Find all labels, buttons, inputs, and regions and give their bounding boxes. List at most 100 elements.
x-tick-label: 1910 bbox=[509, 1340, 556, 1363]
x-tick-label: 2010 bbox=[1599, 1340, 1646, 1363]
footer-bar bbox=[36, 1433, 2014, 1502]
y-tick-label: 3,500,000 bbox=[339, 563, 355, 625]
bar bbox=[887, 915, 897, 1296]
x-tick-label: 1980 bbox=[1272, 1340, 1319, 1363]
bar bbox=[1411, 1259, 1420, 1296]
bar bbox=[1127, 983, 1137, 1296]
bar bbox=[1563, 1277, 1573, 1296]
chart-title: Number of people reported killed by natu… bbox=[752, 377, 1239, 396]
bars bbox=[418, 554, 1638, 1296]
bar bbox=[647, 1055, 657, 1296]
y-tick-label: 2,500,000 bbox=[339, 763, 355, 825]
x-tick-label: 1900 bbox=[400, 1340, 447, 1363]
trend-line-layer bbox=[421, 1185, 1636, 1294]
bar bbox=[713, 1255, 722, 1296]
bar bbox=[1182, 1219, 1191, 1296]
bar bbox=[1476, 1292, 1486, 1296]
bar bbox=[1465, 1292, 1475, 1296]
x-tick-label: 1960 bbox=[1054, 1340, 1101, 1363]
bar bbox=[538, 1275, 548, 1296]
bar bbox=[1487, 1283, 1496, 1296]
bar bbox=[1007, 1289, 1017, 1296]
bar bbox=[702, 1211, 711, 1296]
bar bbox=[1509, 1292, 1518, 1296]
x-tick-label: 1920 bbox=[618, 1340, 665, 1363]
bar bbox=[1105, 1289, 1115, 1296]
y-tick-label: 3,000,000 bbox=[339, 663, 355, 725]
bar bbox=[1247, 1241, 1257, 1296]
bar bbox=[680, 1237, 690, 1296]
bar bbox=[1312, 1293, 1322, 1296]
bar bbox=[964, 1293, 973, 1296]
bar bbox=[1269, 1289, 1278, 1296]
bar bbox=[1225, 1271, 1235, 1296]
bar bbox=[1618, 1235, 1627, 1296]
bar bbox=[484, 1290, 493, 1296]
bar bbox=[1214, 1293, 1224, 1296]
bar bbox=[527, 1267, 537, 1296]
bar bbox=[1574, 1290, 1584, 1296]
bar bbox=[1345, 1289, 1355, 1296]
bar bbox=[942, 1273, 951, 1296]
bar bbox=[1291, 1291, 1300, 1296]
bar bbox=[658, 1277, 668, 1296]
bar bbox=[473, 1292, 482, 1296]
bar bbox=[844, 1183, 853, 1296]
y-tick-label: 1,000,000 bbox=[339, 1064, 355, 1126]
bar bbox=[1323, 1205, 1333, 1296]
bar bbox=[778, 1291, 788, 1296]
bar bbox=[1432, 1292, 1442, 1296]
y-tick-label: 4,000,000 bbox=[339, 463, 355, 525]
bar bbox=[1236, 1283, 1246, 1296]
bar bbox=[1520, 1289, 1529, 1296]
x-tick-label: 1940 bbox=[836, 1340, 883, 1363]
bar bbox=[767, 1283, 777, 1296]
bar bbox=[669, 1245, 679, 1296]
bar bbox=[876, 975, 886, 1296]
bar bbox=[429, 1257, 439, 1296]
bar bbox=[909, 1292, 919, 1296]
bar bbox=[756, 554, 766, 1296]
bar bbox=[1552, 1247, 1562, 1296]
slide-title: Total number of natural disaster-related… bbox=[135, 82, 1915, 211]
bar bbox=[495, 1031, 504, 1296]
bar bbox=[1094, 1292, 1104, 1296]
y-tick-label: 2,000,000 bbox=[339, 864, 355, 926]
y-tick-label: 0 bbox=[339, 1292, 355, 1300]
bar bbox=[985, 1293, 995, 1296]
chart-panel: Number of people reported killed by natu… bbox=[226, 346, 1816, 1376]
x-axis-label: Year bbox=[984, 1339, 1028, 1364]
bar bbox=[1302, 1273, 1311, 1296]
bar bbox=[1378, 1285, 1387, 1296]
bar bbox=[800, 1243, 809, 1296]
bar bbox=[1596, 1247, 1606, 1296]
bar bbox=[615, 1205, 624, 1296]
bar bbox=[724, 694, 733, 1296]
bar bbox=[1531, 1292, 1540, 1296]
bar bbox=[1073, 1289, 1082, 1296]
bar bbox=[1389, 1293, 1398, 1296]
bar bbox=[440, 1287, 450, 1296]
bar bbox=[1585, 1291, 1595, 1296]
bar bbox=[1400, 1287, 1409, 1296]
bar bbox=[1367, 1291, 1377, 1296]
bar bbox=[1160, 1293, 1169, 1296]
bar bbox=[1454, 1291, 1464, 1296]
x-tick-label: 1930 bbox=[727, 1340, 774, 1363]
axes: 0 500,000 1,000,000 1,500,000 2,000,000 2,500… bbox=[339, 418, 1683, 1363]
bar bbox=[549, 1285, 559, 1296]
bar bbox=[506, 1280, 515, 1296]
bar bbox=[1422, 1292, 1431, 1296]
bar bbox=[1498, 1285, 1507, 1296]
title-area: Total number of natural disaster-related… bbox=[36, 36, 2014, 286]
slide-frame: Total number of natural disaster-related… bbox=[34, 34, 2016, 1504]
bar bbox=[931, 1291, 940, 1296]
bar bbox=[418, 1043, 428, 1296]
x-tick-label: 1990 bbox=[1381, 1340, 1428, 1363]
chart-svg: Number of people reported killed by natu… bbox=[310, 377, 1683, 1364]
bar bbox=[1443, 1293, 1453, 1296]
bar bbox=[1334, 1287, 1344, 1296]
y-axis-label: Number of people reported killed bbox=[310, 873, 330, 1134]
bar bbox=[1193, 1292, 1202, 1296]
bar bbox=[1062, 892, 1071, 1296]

To be done
Convert the listing above into a Markdown table with an Index column holding the row number and an Entry column holding each line, omitting any blank lines.

Answer to this exercise
| Index | Entry |
|---|---|
| 1 | Find all labels, buttons, inputs, and regions and give their bounding boxes. List at most 100 elements. |
| 2 | x-tick-label: 1910 bbox=[509, 1340, 556, 1363] |
| 3 | x-tick-label: 2010 bbox=[1599, 1340, 1646, 1363] |
| 4 | footer-bar bbox=[36, 1433, 2014, 1502] |
| 5 | y-tick-label: 3,500,000 bbox=[339, 563, 355, 625] |
| 6 | bar bbox=[887, 915, 897, 1296] |
| 7 | x-tick-label: 1980 bbox=[1272, 1340, 1319, 1363] |
| 8 | bar bbox=[1411, 1259, 1420, 1296] |
| 9 | bar bbox=[1127, 983, 1137, 1296] |
| 10 | bar bbox=[1563, 1277, 1573, 1296] |
| 11 | chart-title: Number of people reported killed by natu… bbox=[752, 377, 1239, 396] |
| 12 | bars bbox=[418, 554, 1638, 1296] |
| 13 | bar bbox=[647, 1055, 657, 1296] |
| 14 | y-tick-label: 2,500,000 bbox=[339, 763, 355, 825] |
| 15 | x-tick-label: 1900 bbox=[400, 1340, 447, 1363] |
| 16 | trend-line-layer bbox=[421, 1185, 1636, 1294] |
| 17 | bar bbox=[713, 1255, 722, 1296] |
| 18 | bar bbox=[1182, 1219, 1191, 1296] |
| 19 | bar bbox=[1476, 1292, 1486, 1296] |
| 20 | bar bbox=[1465, 1292, 1475, 1296] |
| 21 | x-tick-label: 1960 bbox=[1054, 1340, 1101, 1363] |
| 22 | bar bbox=[538, 1275, 548, 1296] |
| 23 | bar bbox=[1487, 1283, 1496, 1296] |
| 24 | bar bbox=[1007, 1289, 1017, 1296] |
| 25 | bar bbox=[702, 1211, 711, 1296] |
| 26 | bar bbox=[1509, 1292, 1518, 1296] |
| 27 | x-tick-label: 1920 bbox=[618, 1340, 665, 1363] |
| 28 | bar bbox=[1105, 1289, 1115, 1296] |
| 29 | y-tick-label: 3,000,000 bbox=[339, 663, 355, 725] |
| 30 | bar bbox=[1247, 1241, 1257, 1296] |
| 31 | bar bbox=[680, 1237, 690, 1296] |
| 32 | bar bbox=[1312, 1293, 1322, 1296] |
| 33 | bar bbox=[964, 1293, 973, 1296] |
| 34 | bar bbox=[1269, 1289, 1278, 1296] |
| 35 | bar bbox=[1225, 1271, 1235, 1296] |
| 36 | bar bbox=[1618, 1235, 1627, 1296] |
| 37 | bar bbox=[484, 1290, 493, 1296] |
| 38 | bar bbox=[1214, 1293, 1224, 1296] |
| 39 | bar bbox=[527, 1267, 537, 1296] |
| 40 | bar bbox=[1574, 1290, 1584, 1296] |
| 41 | bar bbox=[1345, 1289, 1355, 1296] |
| 42 | bar bbox=[942, 1273, 951, 1296] |
| 43 | bar bbox=[1291, 1291, 1300, 1296] |
| 44 | bar bbox=[658, 1277, 668, 1296] |
| 45 | bar bbox=[473, 1292, 482, 1296] |
| 46 | bar bbox=[844, 1183, 853, 1296] |
| 47 | y-tick-label: 1,000,000 bbox=[339, 1064, 355, 1126] |
| 48 | bar bbox=[1323, 1205, 1333, 1296] |
| 49 | bar bbox=[778, 1291, 788, 1296] |
| 50 | bar bbox=[1432, 1292, 1442, 1296] |
| 51 | y-tick-label: 4,000,000 bbox=[339, 463, 355, 525] |
| 52 | bar bbox=[1236, 1283, 1246, 1296] |
| 53 | bar bbox=[1520, 1289, 1529, 1296] |
| 54 | x-tick-label: 1940 bbox=[836, 1340, 883, 1363] |
| 55 | bar bbox=[767, 1283, 777, 1296] |
| 56 | bar bbox=[669, 1245, 679, 1296] |
| 57 | bar bbox=[876, 975, 886, 1296] |
| 58 | bar bbox=[429, 1257, 439, 1296] |
| 59 | bar bbox=[909, 1292, 919, 1296] |
| 60 | bar bbox=[756, 554, 766, 1296] |
| 61 | bar bbox=[1552, 1247, 1562, 1296] |
| 62 | slide-title: Total number of natural disaster-related… bbox=[135, 82, 1915, 211] |
| 63 | bar bbox=[495, 1031, 504, 1296] |
| 64 | bar bbox=[1094, 1292, 1104, 1296] |
| 65 | y-tick-label: 2,000,000 bbox=[339, 864, 355, 926] |
| 66 | y-tick-label: 0 bbox=[339, 1292, 355, 1300] |
| 67 | bar bbox=[985, 1293, 995, 1296] |
| 68 | chart-panel: Number of people reported killed by natu… bbox=[226, 346, 1816, 1376] |
| 69 | x-axis-label: Year bbox=[984, 1339, 1028, 1364] |
| 70 | bar bbox=[1302, 1273, 1311, 1296] |
| 71 | bar bbox=[1378, 1285, 1387, 1296] |
| 72 | bar bbox=[800, 1243, 809, 1296] |
| 73 | bar bbox=[1596, 1247, 1606, 1296] |
| 74 | bar bbox=[615, 1205, 624, 1296] |
| 75 | bar bbox=[724, 694, 733, 1296] |
| 76 | bar bbox=[1531, 1292, 1540, 1296] |
| 77 | bar bbox=[1073, 1289, 1082, 1296] |
| 78 | bar bbox=[1389, 1293, 1398, 1296] |
| 79 | bar bbox=[440, 1287, 450, 1296] |
| 80 | bar bbox=[1585, 1291, 1595, 1296] |
| 81 | bar bbox=[1400, 1287, 1409, 1296] |
| 82 | bar bbox=[1367, 1291, 1377, 1296] |
| 83 | bar bbox=[1160, 1293, 1169, 1296] |
| 84 | bar bbox=[1454, 1291, 1464, 1296] |
| 85 | x-tick-label: 1930 bbox=[727, 1340, 774, 1363] |
| 86 | axes: 0 500,000 1,000,000 1,500,000 2,000,000 2,500… bbox=[339, 418, 1683, 1363] |
| 87 | bar bbox=[549, 1285, 559, 1296] |
| 88 | bar bbox=[506, 1280, 515, 1296] |
| 89 | bar bbox=[1422, 1292, 1431, 1296] |
| 90 | bar bbox=[1498, 1285, 1507, 1296] |
| 91 | title-area: Total number of natural disaster-related… bbox=[36, 36, 2014, 286] |
| 92 | slide-frame: Total number of natural disaster-related… bbox=[34, 34, 2016, 1504] |
| 93 | bar bbox=[931, 1291, 940, 1296] |
| 94 | bar bbox=[418, 1043, 428, 1296] |
| 95 | x-tick-label: 1990 bbox=[1381, 1340, 1428, 1363] |
| 96 | chart-svg: Number of people reported killed by natu… bbox=[310, 377, 1683, 1364] |
| 97 | bar bbox=[1443, 1293, 1453, 1296] |
| 98 | bar bbox=[1334, 1287, 1344, 1296] |
| 99 | y-axis-label: Number of people reported killed bbox=[310, 873, 330, 1134] |
| 100 | bar bbox=[1193, 1292, 1202, 1296] |
| 101 | bar bbox=[1062, 892, 1071, 1296] |